■ DATA IN THIS EXERCISE
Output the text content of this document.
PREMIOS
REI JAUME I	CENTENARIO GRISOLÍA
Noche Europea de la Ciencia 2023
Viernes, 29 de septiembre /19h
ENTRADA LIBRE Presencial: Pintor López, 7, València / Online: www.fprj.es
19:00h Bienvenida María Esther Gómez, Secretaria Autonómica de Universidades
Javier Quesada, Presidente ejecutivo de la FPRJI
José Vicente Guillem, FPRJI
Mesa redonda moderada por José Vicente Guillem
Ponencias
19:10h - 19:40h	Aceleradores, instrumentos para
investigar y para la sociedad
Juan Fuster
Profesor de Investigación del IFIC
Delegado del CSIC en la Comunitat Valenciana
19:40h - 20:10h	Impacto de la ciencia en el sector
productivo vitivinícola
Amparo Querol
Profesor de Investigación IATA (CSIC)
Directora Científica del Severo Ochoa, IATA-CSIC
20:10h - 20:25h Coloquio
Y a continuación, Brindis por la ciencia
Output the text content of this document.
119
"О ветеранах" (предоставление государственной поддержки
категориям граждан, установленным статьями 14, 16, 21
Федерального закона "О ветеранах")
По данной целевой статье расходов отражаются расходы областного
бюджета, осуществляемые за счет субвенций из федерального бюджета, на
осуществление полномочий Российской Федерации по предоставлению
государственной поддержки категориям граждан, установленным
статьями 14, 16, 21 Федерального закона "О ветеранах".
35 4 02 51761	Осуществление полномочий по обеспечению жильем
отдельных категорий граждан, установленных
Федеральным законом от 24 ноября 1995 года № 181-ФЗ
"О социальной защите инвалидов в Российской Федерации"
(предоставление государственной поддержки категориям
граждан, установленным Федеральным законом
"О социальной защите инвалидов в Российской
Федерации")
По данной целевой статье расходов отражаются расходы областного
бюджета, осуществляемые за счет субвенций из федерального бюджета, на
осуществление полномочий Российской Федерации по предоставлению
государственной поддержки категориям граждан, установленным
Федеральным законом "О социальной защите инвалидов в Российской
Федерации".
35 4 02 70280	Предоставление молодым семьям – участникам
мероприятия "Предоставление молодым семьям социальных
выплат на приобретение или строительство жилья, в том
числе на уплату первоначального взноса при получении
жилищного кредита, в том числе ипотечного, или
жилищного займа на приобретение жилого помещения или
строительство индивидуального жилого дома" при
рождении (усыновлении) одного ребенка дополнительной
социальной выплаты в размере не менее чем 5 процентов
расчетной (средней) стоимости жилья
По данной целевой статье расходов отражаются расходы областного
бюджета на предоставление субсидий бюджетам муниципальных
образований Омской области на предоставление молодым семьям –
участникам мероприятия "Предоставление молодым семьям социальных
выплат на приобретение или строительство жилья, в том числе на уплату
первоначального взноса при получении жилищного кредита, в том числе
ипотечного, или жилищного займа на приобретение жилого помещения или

■ PROBLEM STATEMENT
Lines that hold "поддержки" are the ones to copy; find all of them.

■ WRITTEN ANSWER
"О ветеранах" (предоставление государственной поддержки
государственной поддержки категориям граждан, установленным
(предоставление государственной поддержки категориям
государственной поддержки категориям граждан, установленным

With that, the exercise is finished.